■ **Task requirements**
Write out all the data again, exactly as it stands.

Figure data in JSON
--*--
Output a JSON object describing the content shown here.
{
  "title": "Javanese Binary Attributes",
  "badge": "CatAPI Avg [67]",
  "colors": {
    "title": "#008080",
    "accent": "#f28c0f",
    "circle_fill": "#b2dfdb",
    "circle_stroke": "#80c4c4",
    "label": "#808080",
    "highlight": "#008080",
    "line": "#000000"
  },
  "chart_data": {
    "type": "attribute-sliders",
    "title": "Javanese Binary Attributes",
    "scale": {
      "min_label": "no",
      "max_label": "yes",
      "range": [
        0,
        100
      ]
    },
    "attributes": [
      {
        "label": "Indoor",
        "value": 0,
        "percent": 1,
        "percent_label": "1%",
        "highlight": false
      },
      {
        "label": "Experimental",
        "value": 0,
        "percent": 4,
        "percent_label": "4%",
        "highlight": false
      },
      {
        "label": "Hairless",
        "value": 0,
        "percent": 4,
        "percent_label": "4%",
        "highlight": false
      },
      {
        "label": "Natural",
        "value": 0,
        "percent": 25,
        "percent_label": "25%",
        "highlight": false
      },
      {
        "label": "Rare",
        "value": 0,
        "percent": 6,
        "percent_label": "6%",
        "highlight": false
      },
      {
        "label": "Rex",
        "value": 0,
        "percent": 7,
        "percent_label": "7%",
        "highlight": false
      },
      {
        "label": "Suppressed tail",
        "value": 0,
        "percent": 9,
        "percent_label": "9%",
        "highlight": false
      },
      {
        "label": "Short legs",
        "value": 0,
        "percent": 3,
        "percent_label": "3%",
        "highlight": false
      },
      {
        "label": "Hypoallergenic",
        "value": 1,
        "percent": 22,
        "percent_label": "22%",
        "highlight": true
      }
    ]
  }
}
--*--
■ **Exercise solution**
Output a JSON object describing the content shown here.
{
  "title": "Javanese Binary Attributes",
  "badge": "CatAPI Avg [67]",
  "colors": {
    "title": "#008080",
    "accent": "#f28c0f",
    "circle_fill": "#b2dfdb",
    "circle_stroke": "#80c4c4",
    "label": "#808080",
    "highlight": "#008080",
    "line": "#000000"
  },
  "chart_data": {
    "type": "attribute-sliders",
    "title": "Javanese Binary Attributes",
    "scale": {
      "min_label": "no",
      "max_label": "yes",
      "range": [
        0,
        100
      ]
    },
    "attributes": [
      {
        "label": "Indoor",
        "value": 0,
        "percent": 1,
        "percent_label": "1%",
        "highlight": false
      },
      {
        "label": "Experimental",
        "value": 0,
        "percent": 4,
        "percent_label": "4%",
        "highlight": false
      },
      {
        "label": "Hairless",
        "value": 0,
        "percent": 4,
        "percent_label": "4%",
        "highlight": false
      },
      {
        "label": "Natural",
        "value": 0,
        "percent": 25,
        "percent_label": "25%",
        "highlight": false
      },
      {
        "label": "Rare",
        "value": 0,
        "percent": 6,
        "percent_label": "6%",
        "highlight": false
      },
      {
        "label": "Rex",
        "value": 0,
        "percent": 7,
        "percent_label": "7%",
        "highlight": false
      },
      {
        "label": "Suppressed tail",
        "value": 0,
        "percent": 9,
        "percent_label": "9%",
        "highlight": false
      },
      {
        "label": "Short legs",
        "value": 0,
        "percent": 3,
        "percent_label": "3%",
        "highlight": false
      },
      {
        "label": "Hypoallergenic",
        "value": 1,
        "percent": 22,
        "percent_label": "22%",
        "highlight": true
      }
    ]
  }
}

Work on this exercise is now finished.